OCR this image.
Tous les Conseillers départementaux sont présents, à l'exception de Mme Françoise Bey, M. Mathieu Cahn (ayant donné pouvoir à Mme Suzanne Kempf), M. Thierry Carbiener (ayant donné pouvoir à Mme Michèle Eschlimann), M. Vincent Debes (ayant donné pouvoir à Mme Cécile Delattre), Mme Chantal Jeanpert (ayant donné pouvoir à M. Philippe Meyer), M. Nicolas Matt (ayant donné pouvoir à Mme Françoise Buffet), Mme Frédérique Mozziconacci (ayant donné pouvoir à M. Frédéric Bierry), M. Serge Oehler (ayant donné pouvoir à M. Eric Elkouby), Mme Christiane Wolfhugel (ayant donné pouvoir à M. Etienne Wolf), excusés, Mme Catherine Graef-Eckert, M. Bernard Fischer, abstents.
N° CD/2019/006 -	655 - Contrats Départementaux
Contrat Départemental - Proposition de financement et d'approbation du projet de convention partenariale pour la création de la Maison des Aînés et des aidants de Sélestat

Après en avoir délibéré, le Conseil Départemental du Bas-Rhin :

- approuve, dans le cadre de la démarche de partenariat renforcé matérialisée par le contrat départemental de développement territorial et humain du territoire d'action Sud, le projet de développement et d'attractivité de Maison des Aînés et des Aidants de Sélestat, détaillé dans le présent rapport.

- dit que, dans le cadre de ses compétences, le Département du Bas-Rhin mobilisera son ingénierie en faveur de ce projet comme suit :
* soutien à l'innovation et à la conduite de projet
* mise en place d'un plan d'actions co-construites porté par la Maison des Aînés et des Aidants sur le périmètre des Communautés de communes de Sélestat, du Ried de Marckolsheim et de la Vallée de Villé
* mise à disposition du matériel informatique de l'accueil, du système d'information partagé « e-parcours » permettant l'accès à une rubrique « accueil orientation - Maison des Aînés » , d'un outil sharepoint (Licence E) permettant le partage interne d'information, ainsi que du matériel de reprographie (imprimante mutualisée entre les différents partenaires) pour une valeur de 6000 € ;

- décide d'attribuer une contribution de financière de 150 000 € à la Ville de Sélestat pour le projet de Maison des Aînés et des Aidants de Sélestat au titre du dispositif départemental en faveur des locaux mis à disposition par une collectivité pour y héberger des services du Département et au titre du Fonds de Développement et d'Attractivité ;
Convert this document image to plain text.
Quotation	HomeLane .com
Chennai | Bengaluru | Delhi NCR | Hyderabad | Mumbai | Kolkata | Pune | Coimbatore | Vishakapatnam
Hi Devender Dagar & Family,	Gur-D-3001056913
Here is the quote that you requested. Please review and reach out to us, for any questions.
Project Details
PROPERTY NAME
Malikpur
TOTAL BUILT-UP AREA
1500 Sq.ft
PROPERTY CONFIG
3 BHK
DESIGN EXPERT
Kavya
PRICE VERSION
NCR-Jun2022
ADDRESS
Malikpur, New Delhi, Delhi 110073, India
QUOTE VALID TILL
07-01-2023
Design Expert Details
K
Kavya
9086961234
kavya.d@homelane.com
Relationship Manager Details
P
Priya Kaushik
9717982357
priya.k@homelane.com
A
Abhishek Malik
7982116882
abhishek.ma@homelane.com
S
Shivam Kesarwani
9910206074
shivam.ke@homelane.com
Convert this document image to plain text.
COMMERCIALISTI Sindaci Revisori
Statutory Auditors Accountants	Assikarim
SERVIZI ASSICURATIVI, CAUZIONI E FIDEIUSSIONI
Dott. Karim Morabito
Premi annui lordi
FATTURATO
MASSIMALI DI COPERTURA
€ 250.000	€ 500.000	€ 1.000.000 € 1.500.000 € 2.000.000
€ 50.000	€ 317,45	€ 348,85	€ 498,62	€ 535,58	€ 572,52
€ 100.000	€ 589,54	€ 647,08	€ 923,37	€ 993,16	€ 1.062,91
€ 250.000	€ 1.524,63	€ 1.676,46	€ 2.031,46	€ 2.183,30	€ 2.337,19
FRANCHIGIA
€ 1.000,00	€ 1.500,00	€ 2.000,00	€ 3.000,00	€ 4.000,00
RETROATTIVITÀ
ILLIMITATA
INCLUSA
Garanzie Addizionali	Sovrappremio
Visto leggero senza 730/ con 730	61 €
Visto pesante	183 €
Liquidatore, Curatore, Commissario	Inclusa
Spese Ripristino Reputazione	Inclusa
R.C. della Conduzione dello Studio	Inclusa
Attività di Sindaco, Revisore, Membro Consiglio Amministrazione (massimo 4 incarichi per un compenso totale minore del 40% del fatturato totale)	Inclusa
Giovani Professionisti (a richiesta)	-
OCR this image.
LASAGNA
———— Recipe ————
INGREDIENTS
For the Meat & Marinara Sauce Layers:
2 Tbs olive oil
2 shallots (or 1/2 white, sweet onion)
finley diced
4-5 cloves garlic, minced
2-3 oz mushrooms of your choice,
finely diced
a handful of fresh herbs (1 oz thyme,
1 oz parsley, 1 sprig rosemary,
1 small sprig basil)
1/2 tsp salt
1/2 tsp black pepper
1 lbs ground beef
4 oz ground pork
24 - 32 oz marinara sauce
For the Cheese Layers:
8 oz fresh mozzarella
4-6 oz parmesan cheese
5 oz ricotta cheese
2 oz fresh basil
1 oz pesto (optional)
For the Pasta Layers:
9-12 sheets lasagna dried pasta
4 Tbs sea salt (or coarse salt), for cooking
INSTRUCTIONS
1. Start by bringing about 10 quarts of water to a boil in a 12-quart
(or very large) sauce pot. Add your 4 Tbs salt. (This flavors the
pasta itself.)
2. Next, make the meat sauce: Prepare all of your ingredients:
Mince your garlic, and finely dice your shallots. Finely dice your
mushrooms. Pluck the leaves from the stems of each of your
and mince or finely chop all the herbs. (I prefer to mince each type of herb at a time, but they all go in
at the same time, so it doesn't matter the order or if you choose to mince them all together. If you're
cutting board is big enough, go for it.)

EXERCISE REQUIREMENTS –
Print the records above exactly as they appear.

WRITTEN SOLUTION –
OCR this image.
Tous les Conseillers départementaux sont présents, à l'exception de Mme Françoise Bey, M. Mathieu Cahn (ayant donné pouvoir à Mme Suzanne Kempf), M. Thierry Carbiener (ayant donné pouvoir à Mme Michèle Eschlimann), M. Vincent Debes (ayant donné pouvoir à Mme Cécile Delattre), Mme Chantal Jeanpert (ayant donné pouvoir à M. Philippe Meyer), M. Nicolas Matt (ayant donné pouvoir à Mme Françoise Buffet), Mme Frédérique Mozziconacci (ayant donné pouvoir à M. Frédéric Bierry), M. Serge Oehler (ayant donné pouvoir à M. Eric Elkouby), Mme Christiane Wolfhugel (ayant donné pouvoir à M. Etienne Wolf), excusés, Mme Catherine Graef-Eckert, M. Bernard Fischer, abstents.
N° CD/2019/006 -	655 - Contrats Départementaux
Contrat Départemental - Proposition de financement et d'approbation du projet de convention partenariale pour la création de la Maison des Aînés et des aidants de Sélestat

Après en avoir délibéré, le Conseil Départemental du Bas-Rhin :

- approuve, dans le cadre de la démarche de partenariat renforcé matérialisée par le contrat départemental de développement territorial et humain du territoire d'action Sud, le projet de développement et d'attractivité de Maison des Aînés et des Aidants de Sélestat, détaillé dans le présent rapport.

- dit que, dans le cadre de ses compétences, le Département du Bas-Rhin mobilisera son ingénierie en faveur de ce projet comme suit :
* soutien à l'innovation et à la conduite de projet
* mise en place d'un plan d'actions co-construites porté par la Maison des Aînés et des Aidants sur le périmètre des Communautés de communes de Sélestat, du Ried de Marckolsheim et de la Vallée de Villé
* mise à disposition du matériel informatique de l'accueil, du système d'information partagé « e-parcours » permettant l'accès à une rubrique « accueil orientation - Maison des Aînés » , d'un outil sharepoint (Licence E) permettant le partage interne d'information, ainsi que du matériel de reprographie (imprimante mutualisée entre les différents partenaires) pour une valeur de 6000 € ;

- décide d'attribuer une contribution de financière de 150 000 € à la Ville de Sélestat pour le projet de Maison des Aînés et des Aidants de Sélestat au titre du dispositif départemental en faveur des locaux mis à disposition par une collectivité pour y héberger des services du Département et au titre du Fonds de Développement et d'Attractivité ;
Convert this document image to plain text.
Quotation	HomeLane .com
Chennai | Bengaluru | Delhi NCR | Hyderabad | Mumbai | Kolkata | Pune | Coimbatore | Vishakapatnam
Hi Devender Dagar & Family,	Gur-D-3001056913
Here is the quote that you requested. Please review and reach out to us, for any questions.
Project Details
PROPERTY NAME
Malikpur
TOTAL BUILT-UP AREA
1500 Sq.ft
PROPERTY CONFIG
3 BHK
DESIGN EXPERT
Kavya
PRICE VERSION
NCR-Jun2022
ADDRESS
Malikpur, New Delhi, Delhi 110073, India
QUOTE VALID TILL
07-01-2023
Design Expert Details
K
Kavya
9086961234
kavya.d@homelane.com
Relationship Manager Details
P
Priya Kaushik
9717982357
priya.k@homelane.com
A
Abhishek Malik
7982116882
abhishek.ma@homelane.com
S
Shivam Kesarwani
9910206074
shivam.ke@homelane.com
Convert this document image to plain text.
COMMERCIALISTI Sindaci Revisori
Statutory Auditors Accountants	Assikarim
SERVIZI ASSICURATIVI, CAUZIONI E FIDEIUSSIONI
Dott. Karim Morabito
Premi annui lordi
FATTURATO
MASSIMALI DI COPERTURA
€ 250.000	€ 500.000	€ 1.000.000 € 1.500.000 € 2.000.000
€ 50.000	€ 317,45	€ 348,85	€ 498,62	€ 535,58	€ 572,52
€ 100.000	€ 589,54	€ 647,08	€ 923,37	€ 993,16	€ 1.062,91
€ 250.000	€ 1.524,63	€ 1.676,46	€ 2.031,46	€ 2.183,30	€ 2.337,19
FRANCHIGIA
€ 1.000,00	€ 1.500,00	€ 2.000,00	€ 3.000,00	€ 4.000,00
RETROATTIVITÀ
ILLIMITATA
INCLUSA
Garanzie Addizionali	Sovrappremio
Visto leggero senza 730/ con 730	61 €
Visto pesante	183 €
Liquidatore, Curatore, Commissario	Inclusa
Spese Ripristino Reputazione	Inclusa
R.C. della Conduzione dello Studio	Inclusa
Attività di Sindaco, Revisore, Membro Consiglio Amministrazione (massimo 4 incarichi per un compenso totale minore del 40% del fatturato totale)	Inclusa
Giovani Professionisti (a richiesta)	-
OCR this image.
LASAGNA
———— Recipe ————
INGREDIENTS
For the Meat & Marinara Sauce Layers:
2 Tbs olive oil
2 shallots (or 1/2 white, sweet onion)
finley diced
4-5 cloves garlic, minced
2-3 oz mushrooms of your choice,
finely diced
a handful of fresh herbs (1 oz thyme,
1 oz parsley, 1 sprig rosemary,
1 small sprig basil)
1/2 tsp salt
1/2 tsp black pepper
1 lbs ground beef
4 oz ground pork
24 - 32 oz marinara sauce
For the Cheese Layers:
8 oz fresh mozzarella
4-6 oz parmesan cheese
5 oz ricotta cheese
2 oz fresh basil
1 oz pesto (optional)
For the Pasta Layers:
9-12 sheets lasagna dried pasta
4 Tbs sea salt (or coarse salt), for cooking
INSTRUCTIONS
1. Start by bringing about 10 quarts of water to a boil in a 12-quart
(or very large) sauce pot. Add your 4 Tbs salt. (This flavors the
pasta itself.)
2. Next, make the meat sauce: Prepare all of your ingredients:
Mince your garlic, and finely dice your shallots. Finely dice your
mushrooms. Pluck the leaves from the stems of each of your
and mince or finely chop all the herbs. (I prefer to mince each type of herb at a time, but they all go in
at the same time, so it doesn't matter the order or if you choose to mince them all together. If you're
cutting board is big enough, go for it.)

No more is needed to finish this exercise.